--- begin RECORDS SUPPLIED ---

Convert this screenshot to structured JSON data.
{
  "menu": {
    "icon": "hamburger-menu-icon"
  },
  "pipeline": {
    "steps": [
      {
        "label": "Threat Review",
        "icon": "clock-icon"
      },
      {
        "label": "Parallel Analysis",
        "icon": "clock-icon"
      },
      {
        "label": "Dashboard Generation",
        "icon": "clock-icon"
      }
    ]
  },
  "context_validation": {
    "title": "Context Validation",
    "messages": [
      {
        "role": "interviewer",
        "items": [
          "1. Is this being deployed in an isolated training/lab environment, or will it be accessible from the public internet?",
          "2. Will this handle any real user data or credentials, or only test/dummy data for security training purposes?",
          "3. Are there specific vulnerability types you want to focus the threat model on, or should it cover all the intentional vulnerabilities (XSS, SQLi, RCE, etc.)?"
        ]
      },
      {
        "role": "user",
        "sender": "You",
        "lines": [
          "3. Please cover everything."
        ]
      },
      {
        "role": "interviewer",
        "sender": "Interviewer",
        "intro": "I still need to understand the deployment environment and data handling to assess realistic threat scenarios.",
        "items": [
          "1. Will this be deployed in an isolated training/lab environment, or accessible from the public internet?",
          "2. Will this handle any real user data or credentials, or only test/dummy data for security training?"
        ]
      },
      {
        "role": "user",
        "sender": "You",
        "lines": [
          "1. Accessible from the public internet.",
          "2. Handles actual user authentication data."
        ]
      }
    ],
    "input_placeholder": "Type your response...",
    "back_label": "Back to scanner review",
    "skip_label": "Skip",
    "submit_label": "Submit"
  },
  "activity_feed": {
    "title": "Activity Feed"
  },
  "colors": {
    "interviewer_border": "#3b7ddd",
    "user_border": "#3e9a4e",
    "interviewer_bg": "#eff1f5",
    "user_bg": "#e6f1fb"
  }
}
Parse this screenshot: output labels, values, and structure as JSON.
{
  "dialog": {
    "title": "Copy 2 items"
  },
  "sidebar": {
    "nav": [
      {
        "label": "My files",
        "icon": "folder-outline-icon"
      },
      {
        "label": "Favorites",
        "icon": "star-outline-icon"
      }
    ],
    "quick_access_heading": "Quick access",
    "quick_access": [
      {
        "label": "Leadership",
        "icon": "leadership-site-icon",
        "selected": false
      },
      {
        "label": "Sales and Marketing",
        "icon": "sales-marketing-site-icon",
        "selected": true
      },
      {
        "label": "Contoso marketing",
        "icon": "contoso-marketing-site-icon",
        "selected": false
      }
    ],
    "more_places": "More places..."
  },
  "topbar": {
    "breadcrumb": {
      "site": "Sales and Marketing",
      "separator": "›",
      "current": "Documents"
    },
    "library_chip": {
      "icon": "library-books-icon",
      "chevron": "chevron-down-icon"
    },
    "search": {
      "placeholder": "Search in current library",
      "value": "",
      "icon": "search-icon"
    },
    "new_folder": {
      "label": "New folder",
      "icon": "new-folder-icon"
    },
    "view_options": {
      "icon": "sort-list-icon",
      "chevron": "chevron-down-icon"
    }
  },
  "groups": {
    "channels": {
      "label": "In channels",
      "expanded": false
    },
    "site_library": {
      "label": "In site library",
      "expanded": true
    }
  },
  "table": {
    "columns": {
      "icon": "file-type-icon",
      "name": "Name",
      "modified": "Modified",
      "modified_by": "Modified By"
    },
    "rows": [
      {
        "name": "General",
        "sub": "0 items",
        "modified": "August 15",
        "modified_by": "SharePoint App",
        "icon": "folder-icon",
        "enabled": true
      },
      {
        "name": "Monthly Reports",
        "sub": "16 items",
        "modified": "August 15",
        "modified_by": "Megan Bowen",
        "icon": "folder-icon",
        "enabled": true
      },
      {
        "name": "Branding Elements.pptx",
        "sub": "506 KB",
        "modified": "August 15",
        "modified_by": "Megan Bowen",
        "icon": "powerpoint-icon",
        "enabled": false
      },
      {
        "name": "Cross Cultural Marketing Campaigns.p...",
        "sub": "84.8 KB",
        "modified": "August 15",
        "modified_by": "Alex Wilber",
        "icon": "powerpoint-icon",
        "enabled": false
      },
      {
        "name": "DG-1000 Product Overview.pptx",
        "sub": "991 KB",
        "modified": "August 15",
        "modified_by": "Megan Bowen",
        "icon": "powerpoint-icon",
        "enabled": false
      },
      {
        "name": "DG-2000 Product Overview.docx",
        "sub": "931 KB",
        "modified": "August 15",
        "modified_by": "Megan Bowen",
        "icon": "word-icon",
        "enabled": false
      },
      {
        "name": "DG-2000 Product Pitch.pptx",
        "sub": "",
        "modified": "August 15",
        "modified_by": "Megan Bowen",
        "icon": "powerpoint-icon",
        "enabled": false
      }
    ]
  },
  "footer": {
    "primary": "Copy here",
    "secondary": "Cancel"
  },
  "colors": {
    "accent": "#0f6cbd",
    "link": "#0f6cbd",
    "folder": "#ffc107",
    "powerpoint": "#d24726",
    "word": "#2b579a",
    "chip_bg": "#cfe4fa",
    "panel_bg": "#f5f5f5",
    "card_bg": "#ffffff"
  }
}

--- end RECORDS SUPPLIED ---

### AIM OF THE TASK
Give the entries again in full, exactly as they are written.

### FINISHED TASK
Convert this screenshot to structured JSON data.
{
  "menu": {
    "icon": "hamburger-menu-icon"
  },
  "pipeline": {
    "steps": [
      {
        "label": "Threat Review",
        "icon": "clock-icon"
      },
      {
        "label": "Parallel Analysis",
        "icon": "clock-icon"
      },
      {
        "label": "Dashboard Generation",
        "icon": "clock-icon"
      }
    ]
  },
  "context_validation": {
    "title": "Context Validation",
    "messages": [
      {
        "role": "interviewer",
        "items": [
          "1. Is this being deployed in an isolated training/lab environment, or will it be accessible from the public internet?",
          "2. Will this handle any real user data or credentials, or only test/dummy data for security training purposes?",
          "3. Are there specific vulnerability types you want to focus the threat model on, or should it cover all the intentional vulnerabilities (XSS, SQLi, RCE, etc.)?"
        ]
      },
      {
        "role": "user",
        "sender": "You",
        "lines": [
          "3. Please cover everything."
        ]
      },
      {
        "role": "interviewer",
        "sender": "Interviewer",
        "intro": "I still need to understand the deployment environment and data handling to assess realistic threat scenarios.",
        "items": [
          "1. Will this be deployed in an isolated training/lab environment, or accessible from the public internet?",
          "2. Will this handle any real user data or credentials, or only test/dummy data for security training?"
        ]
      },
      {
        "role": "user",
        "sender": "You",
        "lines": [
          "1. Accessible from the public internet.",
          "2. Handles actual user authentication data."
        ]
      }
    ],
    "input_placeholder": "Type your response...",
    "back_label": "Back to scanner review",
    "skip_label": "Skip",
    "submit_label": "Submit"
  },
  "activity_feed": {
    "title": "Activity Feed"
  },
  "colors": {
    "interviewer_border": "#3b7ddd",
    "user_border": "#3e9a4e",
    "interviewer_bg": "#eff1f5",
    "user_bg": "#e6f1fb"
  }
}
Parse this screenshot: output labels, values, and structure as JSON.
{
  "dialog": {
    "title": "Copy 2 items"
  },
  "sidebar": {
    "nav": [
      {
        "label": "My files",
        "icon": "folder-outline-icon"
      },
      {
        "label": "Favorites",
        "icon": "star-outline-icon"
      }
    ],
    "quick_access_heading": "Quick access",
    "quick_access": [
      {
        "label": "Leadership",
        "icon": "leadership-site-icon",
        "selected": false
      },
      {
        "label": "Sales and Marketing",
        "icon": "sales-marketing-site-icon",
        "selected": true
      },
      {
        "label": "Contoso marketing",
        "icon": "contoso-marketing-site-icon",
        "selected": false
      }
    ],
    "more_places": "More places..."
  },
  "topbar": {
    "breadcrumb": {
      "site": "Sales and Marketing",
      "separator": "›",
      "current": "Documents"
    },
    "library_chip": {
      "icon": "library-books-icon",
      "chevron": "chevron-down-icon"
    },
    "search": {
      "placeholder": "Search in current library",
      "value": "",
      "icon": "search-icon"
    },
    "new_folder": {
      "label": "New folder",
      "icon": "new-folder-icon"
    },
    "view_options": {
      "icon": "sort-list-icon",
      "chevron": "chevron-down-icon"
    }
  },
  "groups": {
    "channels": {
      "label": "In channels",
      "expanded": false
    },
    "site_library": {
      "label": "In site library",
      "expanded": true
    }
  },
  "table": {
    "columns": {
      "icon": "file-type-icon",
      "name": "Name",
      "modified": "Modified",
      "modified_by": "Modified By"
    },
    "rows": [
      {
        "name": "General",
        "sub": "0 items",
        "modified": "August 15",
        "modified_by": "SharePoint App",
        "icon": "folder-icon",
        "enabled": true
      },
      {
        "name": "Monthly Reports",
        "sub": "16 items",
        "modified": "August 15",
        "modified_by": "Megan Bowen",
        "icon": "folder-icon",
        "enabled": true
      },
      {
        "name": "Branding Elements.pptx",
        "sub": "506 KB",
        "modified": "August 15",
        "modified_by": "Megan Bowen",
        "icon": "powerpoint-icon",
        "enabled": false
      },
      {
        "name": "Cross Cultural Marketing Campaigns.p...",
        "sub": "84.8 KB",
        "modified": "August 15",
        "modified_by": "Alex Wilber",
        "icon": "powerpoint-icon",
        "enabled": false
      },
      {
        "name": "DG-1000 Product Overview.pptx",
        "sub": "991 KB",
        "modified": "August 15",
        "modified_by": "Megan Bowen",
        "icon": "powerpoint-icon",
        "enabled": false
      },
      {
        "name": "DG-2000 Product Overview.docx",
        "sub": "931 KB",
        "modified": "August 15",
        "modified_by": "Megan Bowen",
        "icon": "word-icon",
        "enabled": false
      },
      {
        "name": "DG-2000 Product Pitch.pptx",
        "sub": "",
        "modified": "August 15",
        "modified_by": "Megan Bowen",
        "icon": "powerpoint-icon",
        "enabled": false
      }
    ]
  },
  "footer": {
    "primary": "Copy here",
    "secondary": "Cancel"
  },
  "colors": {
    "accent": "#0f6cbd",
    "link": "#0f6cbd",
    "folder": "#ffc107",
    "powerpoint": "#d24726",
    "word": "#2b579a",
    "chip_bg": "#cfe4fa",
    "panel_bg": "#f5f5f5",
    "card_bg": "#ffffff"
  }
}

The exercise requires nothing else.